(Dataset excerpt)
******

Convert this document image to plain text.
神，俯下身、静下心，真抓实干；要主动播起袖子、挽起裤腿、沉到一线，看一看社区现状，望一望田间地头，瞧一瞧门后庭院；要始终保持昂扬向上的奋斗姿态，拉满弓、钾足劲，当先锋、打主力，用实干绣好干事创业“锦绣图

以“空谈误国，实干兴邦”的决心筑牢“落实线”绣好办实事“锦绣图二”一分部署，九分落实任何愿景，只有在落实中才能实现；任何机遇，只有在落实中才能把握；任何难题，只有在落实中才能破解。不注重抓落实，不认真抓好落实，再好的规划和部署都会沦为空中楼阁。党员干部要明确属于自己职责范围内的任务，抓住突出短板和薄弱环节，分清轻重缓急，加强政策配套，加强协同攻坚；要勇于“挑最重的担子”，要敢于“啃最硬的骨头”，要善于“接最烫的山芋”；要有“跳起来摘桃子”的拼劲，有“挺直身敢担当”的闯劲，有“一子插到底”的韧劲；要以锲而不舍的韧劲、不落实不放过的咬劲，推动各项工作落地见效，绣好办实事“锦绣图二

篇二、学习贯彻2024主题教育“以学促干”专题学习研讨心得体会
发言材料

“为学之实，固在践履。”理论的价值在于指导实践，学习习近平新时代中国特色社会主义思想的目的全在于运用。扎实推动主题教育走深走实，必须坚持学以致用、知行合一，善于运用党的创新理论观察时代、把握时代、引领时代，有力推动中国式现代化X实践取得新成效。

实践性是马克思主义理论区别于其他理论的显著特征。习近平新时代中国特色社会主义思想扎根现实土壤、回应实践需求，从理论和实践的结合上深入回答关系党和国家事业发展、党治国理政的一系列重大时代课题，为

******

• **Given exercise**:
Copy out all of the data exactly, leaving nothing out.

• **Expected answer**:
Convert this document image to plain text.
神，俯下身、静下心，真抓实干；要主动播起袖子、挽起裤腿、沉到一线，看一看社区现状，望一望田间地头，瞧一瞧门后庭院；要始终保持昂扬向上的奋斗姿态，拉满弓、钾足劲，当先锋、打主力，用实干绣好干事创业“锦绣图

以“空谈误国，实干兴邦”的决心筑牢“落实线”绣好办实事“锦绣图二”一分部署，九分落实任何愿景，只有在落实中才能实现；任何机遇，只有在落实中才能把握；任何难题，只有在落实中才能破解。不注重抓落实，不认真抓好落实，再好的规划和部署都会沦为空中楼阁。党员干部要明确属于自己职责范围内的任务，抓住突出短板和薄弱环节，分清轻重缓急，加强政策配套，加强协同攻坚；要勇于“挑最重的担子”，要敢于“啃最硬的骨头”，要善于“接最烫的山芋”；要有“跳起来摘桃子”的拼劲，有“挺直身敢担当”的闯劲，有“一子插到底”的韧劲；要以锲而不舍的韧劲、不落实不放过的咬劲，推动各项工作落地见效，绣好办实事“锦绣图二

篇二、学习贯彻2024主题教育“以学促干”专题学习研讨心得体会
发言材料

“为学之实，固在践履。”理论的价值在于指导实践，学习习近平新时代中国特色社会主义思想的目的全在于运用。扎实推动主题教育走深走实，必须坚持学以致用、知行合一，善于运用党的创新理论观察时代、把握时代、引领时代，有力推动中国式现代化X实践取得新成效。

实践性是马克思主义理论区别于其他理论的显著特征。习近平新时代中国特色社会主义思想扎根现实土壤、回应实践需求，从理论和实践的结合上深入回答关系党和国家事业发展、党治国理政的一系列重大时代课题，为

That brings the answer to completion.